[Stated goal A] In the forum post comparing the 68060 with PowerPC processors, how many cycles do the G2 (603) and G3 CPUs need for a multiplication?
[Stated goal B] Go on with the forum post comparing the 68060 and PowerPC, picking up after its final sentence.

[Excerpted text]
_ _ _ _
If they don't get 150MHz this year, they probably will next as the speed of fpgas increase and the price drops. There are fpgas that are fast enough now but they cost a lot of money. The 68k did often outperform the early PPC processors. Even the 68040 outperformed the early PPC processors on the early MACs. Amiga users with 68060 and Shapeshifter or Fusion had the fastest MAC for about a year. Apple made the later MAC OS incompatible with the 68060 because of it. MAC OS 7 worked great with the 68060 and then MAC OS 8 didn't for some odd reason. An fpga N68k isn't going to wow people or steal x86 market share but it will probably be fast enough to impress Amiga users still using the classic and fast enough for general computer needs. That's enough for me. I'm not opposed to PPC Amigas. I would like to see 68k for the low end and laptops and PPC for the high end and desktops. The attitude of Hyperion has turned me off though. I prefer the openness of Natami and AROS (but don't care for the x86 focus of AROS).

Here's what an IBM engineer has to say about the 68060 and PPC...

"With 2 instructions per clock and excellent multiplication and branch performance, the 68060 performs very good. Depending on the workload the 68060 can even outperform similar clocked 60x/G2/G3 PowerPC CPU."

"Actually the 68060 is faster in multiplication than many PowerPC.
The PPC G2 (603) and G3 CPU need 5 cycles for a multiplication.
Which means a 100 Mhz 68060 achieves the same multiplication performance as an 250 Mhz G3."

http://www.natami.net/knowledge.php?b=4¬e=2418

Let's look at some 68k code to see what is so great about the 68k. Let's take a simple 68k memory copy with size (longwords) in d0...

.loop:
 move.l (a0)+,(a1)+
 subq.l #1,d0
 bcc.b .loop

Let's say we don't know the alignment of the data either. This copies 1 longword/cycle with data aligned and is 6 bytes. If data is unaligned this is still pretty good. Now write that on PPC with anywhere near the performance. Don't let the old outdated 68060 with tiny little cache and only 4 bytes of instruction fetch/cycle DESTROY. I'll even give you a few hints. You better align the data first or the performance is really bad. You will need twice as many instructions to duplicate what's above. You will need to use an unrolled loop (wasting more code) and preload the cache. If you do all that optimally, you are still likely slower than the 68060 . No wonder PPC needs all those GHz.

K8/K10 and Core 2/i3/i5/i7 can process IMUL(32bit) at every cycle(1 cycle througput) with 3 cycle latency.
_ _ _ _
[Entries provided]
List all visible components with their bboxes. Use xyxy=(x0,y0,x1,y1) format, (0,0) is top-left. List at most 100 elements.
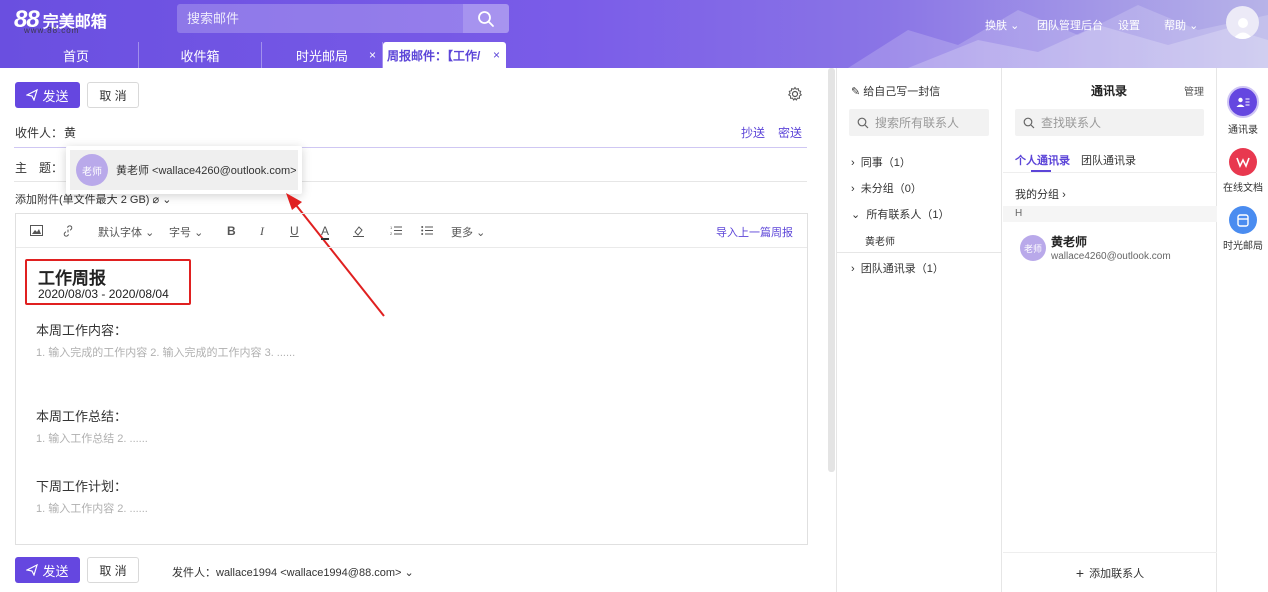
sidebar-item-time-post[interactable]: 时光邮局 xyxy=(1218,206,1268,252)
tab-personal-contacts[interactable]: 个人通讯录 xyxy=(1015,152,1070,168)
link-icon[interactable] xyxy=(62,225,74,237)
cancel-button-bottom[interactable]: 取 消 xyxy=(87,557,139,583)
ordered-list-icon[interactable]: 12 xyxy=(390,225,402,236)
import-last-report-link[interactable]: 导入上一篇周报 xyxy=(716,224,793,240)
manage-link[interactable]: 管理 xyxy=(1184,83,1204,98)
group-colleagues-label: 同事（1） xyxy=(860,157,911,169)
font-select-label: 默认字体 xyxy=(98,227,142,239)
svg-text:2: 2 xyxy=(390,231,393,236)
chevron-down-icon: ⌄ xyxy=(162,194,172,206)
sidebar-item-contacts[interactable]: 通讯录 xyxy=(1218,86,1268,136)
cc-link[interactable]: 抄送 xyxy=(741,124,765,141)
sender-select[interactable]: 发件人：wallace1994 <wallace1994@88.com> ⌄ xyxy=(172,564,414,580)
highlight-icon[interactable] xyxy=(352,225,365,237)
mail-editor[interactable]: 默认字体 ⌄ 字号 ⌄ B I U A 12 更多 ⌄ 导入上一篇周报 工作周报… xyxy=(15,213,808,545)
send-label: 发送 xyxy=(42,563,69,579)
avatar: 老师 xyxy=(76,154,108,186)
tab-weekly-report[interactable]: 周报邮件：【工作/ × xyxy=(383,42,506,68)
editor-toolbar: 默认字体 ⌄ 字号 ⌄ B I U A 12 更多 ⌄ 导入上一篇周报 xyxy=(16,214,807,248)
gear-icon[interactable] xyxy=(787,86,803,102)
chevron-down-icon: ⌄ xyxy=(1010,20,1020,32)
send-button-bottom[interactable]: 发送 xyxy=(15,557,80,583)
recipient-suggestion-item[interactable]: 老师 黄老师 <wallace4260@outlook.com> xyxy=(70,150,298,190)
underline-button[interactable]: U xyxy=(290,224,299,238)
search-icon xyxy=(857,117,869,128)
menu-team-admin[interactable]: 团队管理后台 xyxy=(1037,17,1103,33)
contact-name[interactable]: 黄老师 xyxy=(1051,233,1087,250)
image-icon[interactable] xyxy=(30,225,43,236)
chevron-down-icon: ⌄ xyxy=(476,227,486,239)
tab-inbox-label: 收件箱 xyxy=(180,48,220,64)
group-colleagues[interactable]: › 同事（1） xyxy=(851,154,911,170)
italic-button[interactable]: I xyxy=(260,224,264,239)
bullet-list-icon[interactable] xyxy=(421,225,433,236)
contacts-icon xyxy=(1227,86,1259,118)
avatar: 老师 xyxy=(1020,235,1046,261)
annotation-highlight-box xyxy=(25,259,191,305)
send-label: 发送 xyxy=(42,88,69,104)
hint-work-summary: 1. 输入工作总结 2. ...... xyxy=(36,433,148,445)
contact-search[interactable]: 查找联系人 xyxy=(1015,109,1204,136)
address-book-panel: 通讯录 管理 查找联系人 个人通讯录 团队通讯录 我的分组 › H 老师 黄老师… xyxy=(1003,68,1217,592)
address-book-title: 通讯录 xyxy=(1091,84,1128,98)
section-work-summary: 本周工作总结： xyxy=(36,409,128,424)
hint-work-content: 1. 输入完成的工作内容 2. 输入完成的工作内容 3. ...... xyxy=(36,347,296,359)
tabs-divider xyxy=(1003,172,1217,173)
header-mountain-decoration xyxy=(848,5,1268,68)
font-color-button[interactable]: A xyxy=(321,224,330,240)
add-contact-button[interactable]: + 添加联系人 xyxy=(1003,552,1217,592)
group-all-contacts-label: 所有联系人（1） xyxy=(866,209,950,221)
tab-time-post[interactable]: 时光邮局 × xyxy=(262,42,383,68)
user-avatar-icon xyxy=(1232,18,1253,39)
search-button[interactable] xyxy=(463,4,509,33)
chevron-right-icon: › xyxy=(1062,189,1066,201)
user-avatar[interactable] xyxy=(1226,6,1259,39)
to-input[interactable]: 黄 xyxy=(64,124,76,141)
chevron-down-icon: ⌄ xyxy=(194,227,204,239)
compose-scrollbar[interactable] xyxy=(828,68,835,472)
my-groups-link[interactable]: 我的分组 › xyxy=(1015,186,1066,202)
cancel-button[interactable]: 取 消 xyxy=(87,82,139,108)
pencil-icon: ✎ xyxy=(851,86,861,98)
menu-help[interactable]: 帮助 ⌄ xyxy=(1164,17,1198,33)
send-button[interactable]: 发送 xyxy=(15,82,80,108)
search-icon xyxy=(478,10,494,27)
send-icon xyxy=(26,89,39,101)
group-ungrouped[interactable]: › 未分组（0） xyxy=(851,180,922,196)
font-size-select[interactable]: 字号 ⌄ xyxy=(169,224,203,240)
plus-icon: + xyxy=(1075,564,1085,581)
menu-help-label: 帮助 xyxy=(1164,20,1186,32)
group-all-contacts[interactable]: ⌄ 所有联系人（1） xyxy=(851,206,949,222)
mail-search-input[interactable] xyxy=(177,4,463,33)
tab-team-contacts[interactable]: 团队通讯录 xyxy=(1081,152,1136,168)
chevron-down-icon: ⌄ xyxy=(145,227,155,239)
recipient-suggestion-dropdown: 老师 黄老师 <wallace4260@outlook.com> xyxy=(66,146,302,194)
tab-time-post-label: 时光邮局 xyxy=(295,48,348,64)
contact-email[interactable]: wallace4260@outlook.com xyxy=(1051,251,1171,262)
close-icon[interactable]: × xyxy=(490,48,500,62)
chevron-down-icon: ⌄ xyxy=(1189,20,1199,32)
contact-huang-teacher[interactable]: 黄老师 xyxy=(865,233,895,248)
tab-inbox[interactable]: 收件箱 xyxy=(139,42,262,68)
contact-groups-panel: ✎ 给自己写一封信 搜索所有联系人 › 同事（1） › 未分组（0） ⌄ 所有联… xyxy=(836,68,1002,592)
write-to-self-label: 给自己写一封信 xyxy=(863,86,941,98)
chevron-right-icon: › xyxy=(851,263,855,275)
more-button[interactable]: 更多 ⌄ xyxy=(451,224,485,240)
search-icon xyxy=(1023,117,1035,128)
all-contacts-search[interactable]: 搜索所有联系人 xyxy=(849,109,989,136)
chevron-down-icon: ⌄ xyxy=(851,209,861,221)
sidebar-item-online-docs[interactable]: 在线文档 xyxy=(1218,148,1268,194)
sidebar-item-time-post-label: 时光邮局 xyxy=(1223,241,1263,252)
group-team-contacts[interactable]: › 团队通讯录（1） xyxy=(851,260,944,276)
write-to-self-link[interactable]: ✎ 给自己写一封信 xyxy=(851,83,940,99)
bold-button[interactable]: B xyxy=(227,224,236,238)
tab-home[interactable]: 首页 xyxy=(14,42,139,68)
font-select[interactable]: 默认字体 ⌄ xyxy=(98,224,154,240)
close-icon[interactable]: × xyxy=(369,48,376,62)
bcc-link[interactable]: 密送 xyxy=(778,124,802,141)
mailbox-icon xyxy=(1229,206,1257,234)
menu-settings[interactable]: 设置 xyxy=(1118,17,1140,33)
attach-label: 添加附件(单文件最大 2 GB) xyxy=(15,194,150,206)
menu-skin[interactable]: 换肤 ⌄ xyxy=(985,17,1019,33)
to-label: 收件人： xyxy=(15,126,64,140)
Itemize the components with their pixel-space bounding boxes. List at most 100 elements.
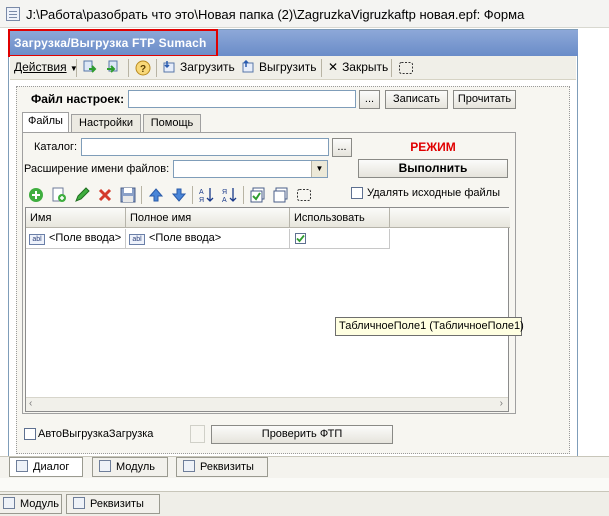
settings-file-field[interactable] [128,90,356,108]
document-icon [6,7,20,21]
outer-tab-module-label: Модуль [20,498,59,510]
upload-label: Загрузить [180,60,235,74]
files-table[interactable]: Имя Полное имя Использовать abl <Поле вво… [25,207,510,412]
dropdown-arrow-icon[interactable]: ▼ [311,161,327,177]
outer-tab-module[interactable]: Модуль [0,494,62,514]
download-label: Выгрузить [259,60,317,74]
column-header-use[interactable]: Использовать [290,208,390,228]
settings-browse-button[interactable]: ... [359,90,380,109]
svg-text:Я: Я [199,197,204,204]
edit-icon[interactable] [73,186,91,204]
move-down-icon[interactable] [170,186,188,204]
table-row-full-name-cell[interactable]: abl <Поле ввода> [126,229,290,249]
export-icon [107,60,118,73]
import-icon [83,60,97,73]
check-ftp-button[interactable]: Проверить ФТП [211,425,393,444]
svg-text:?: ? [140,64,146,75]
dotted-frame-icon[interactable] [295,186,313,204]
upload-icon [163,61,175,73]
catalog-field[interactable] [81,138,329,156]
attributes-icon [183,460,195,472]
outer-tab-attributes-label: Реквизиты [90,498,144,510]
save-settings-button[interactable]: Записать [385,90,448,109]
delete-source-checkbox[interactable] [351,187,363,199]
dotted-frame-icon [399,62,413,74]
text-field-icon: abl [29,234,45,245]
close-label: Закрыть [342,60,389,74]
column-header-full-name[interactable]: Полное имя [126,208,290,228]
toolbar-separator [321,59,322,77]
extension-label: Расширение имени файлов: [24,163,170,175]
table-tooltip: ТабличноеПоле1 (ТабличноеПоле1) [335,317,524,336]
help-icon: ? [135,60,151,76]
select-area-button[interactable] [398,60,417,76]
table-toolbar-separator [243,186,244,204]
attributes-icon [73,497,85,509]
actions-label: Действия [14,60,67,74]
tab-dialog[interactable]: Диалог [9,457,83,477]
table-row-use-cell[interactable] [290,229,390,249]
tab-attributes-label: Реквизиты [200,461,254,473]
copy-row-icon[interactable] [50,186,68,204]
auto-sync-checkbox[interactable] [24,428,36,440]
upload-button[interactable]: Загрузить [163,60,235,76]
tab-attributes[interactable]: Реквизиты [176,457,268,477]
toolbar-separator [391,59,392,77]
horizontal-scrollbar[interactable]: ‹ › [26,397,508,411]
svg-text:A: A [199,189,204,196]
actions-menu[interactable]: Действия ▼ [14,60,78,76]
auto-sync-spacer [190,425,205,443]
toolbar-separator [156,59,157,77]
toolbar-separator [76,59,77,77]
column-header-filler [390,208,510,228]
form-toolbar: Действия ▼ ? Загрузить Выгрузить ✕ Закрыт… [10,56,576,80]
column-header-name[interactable]: Имя [26,208,126,228]
extension-field[interactable]: ▼ [173,160,328,178]
tab-module-label: Модуль [116,461,155,473]
table-row-name-cell[interactable]: abl <Поле ввода> [26,229,126,249]
outer-tab-attributes[interactable]: Реквизиты [66,494,160,514]
mode-label: РЕЖИМ [410,140,456,154]
scroll-right-icon[interactable]: › [500,398,503,409]
highlight-box [8,29,218,57]
delete-icon[interactable] [96,186,114,204]
tab-dialog-label: Диалог [33,461,70,473]
help-button[interactable]: ? [135,60,154,76]
tab-settings[interactable]: Настройки [71,114,141,132]
catalog-label: Каталог: [34,141,78,153]
catalog-browse-button[interactable]: ... [332,138,352,157]
move-up-icon[interactable] [147,186,165,204]
window-title-bar: J:\Работа\разобрать что это\Новая папка … [0,0,609,28]
close-button[interactable]: ✕ Закрыть [328,60,388,76]
checkbox-checked-icon[interactable] [295,233,306,244]
svg-text:Я: Я [222,189,227,196]
module-icon [99,460,111,472]
read-settings-button[interactable]: Прочитать [453,90,516,109]
add-icon[interactable] [27,186,45,204]
tab-module[interactable]: Модуль [92,457,168,477]
download-button[interactable]: Выгрузить [242,60,317,76]
uncheck-all-icon[interactable] [272,186,290,204]
svg-text:A: A [222,197,227,204]
scroll-left-icon[interactable]: ‹ [29,398,32,409]
tab-help[interactable]: Помощь [143,114,201,132]
sort-ascending-icon[interactable]: AЯ [198,186,216,204]
execute-button[interactable]: Выполнить [358,159,508,178]
toolbar-separator [128,59,129,77]
export-button[interactable] [106,60,123,76]
sort-descending-icon[interactable]: ЯA [221,186,239,204]
save-icon[interactable] [119,186,137,204]
window-title: J:\Работа\разобрать что это\Новая папка … [26,7,525,22]
close-icon: ✕ [328,60,339,74]
table-toolbar-separator [141,186,142,204]
tab-files[interactable]: Файлы [22,112,69,133]
check-all-icon[interactable] [249,186,267,204]
import-button[interactable] [83,60,100,76]
delete-source-label: Удалять исходные файлы [367,187,500,199]
settings-file-label: Файл настроек: [31,92,125,106]
cell-name-value: <Поле ввода> [49,232,122,244]
table-toolbar-separator [192,186,193,204]
cell-full-name-value: <Поле ввода> [149,232,222,244]
module-icon [3,497,15,509]
auto-sync-label: АвтоВыгрузкаЗагрузка [38,428,154,440]
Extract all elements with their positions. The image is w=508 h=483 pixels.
_ _ _ _
[Answer A] 5 cycles.

[Answer B]
Core i3/i5/i7 can process IMUL (64bit) at every cycle (1 cycle througput) with 3 cycle latency. K8/K10 and Core 2 has can process IMUL (64bit) in 2 cycles (2 cycle througput)  with 4 cycle latency. To hide the latency, factor in the pipeline and it's spectualive execution design.

Per instruction benchmarks doesn't show the whole picture in regards to overall performance i.e. use some proper application benchmarks.

....
This means that on the x86 you need to work constantly with variables on the stack. This limits the overall performance of the x86 quite a lot. All INTEL chips can at best do 1 stack operation per clock. This means as they often have to work on the stack your average instructions per clock goes down to 1.x.
That the x86 has to work with the stack constantly makes it very hard for the x86 to effective use more ALUs to increase performance

As for X86's stack arch issue, AMD K10 includes Sideband Stack Optimizer hardware while Intel Core includes Stack Pointer Tracker hardware.

From http://www.xbitlabs.com/articles/cpu/display/amd-k10_5.html

"Sideband Stack Optimizer unit tracks the stack status changes and modifies the instructions chain into an independent one by adjusting the stack offset for each instruction and placing sync-MOP operations (top of the stack synchronization) in front of the instructions that work directly with the stack register. This way instructions working directly with the stack can be reordered without any limitations"
--
This amounts to JIT(Just-In-Time) optimizer on hardware.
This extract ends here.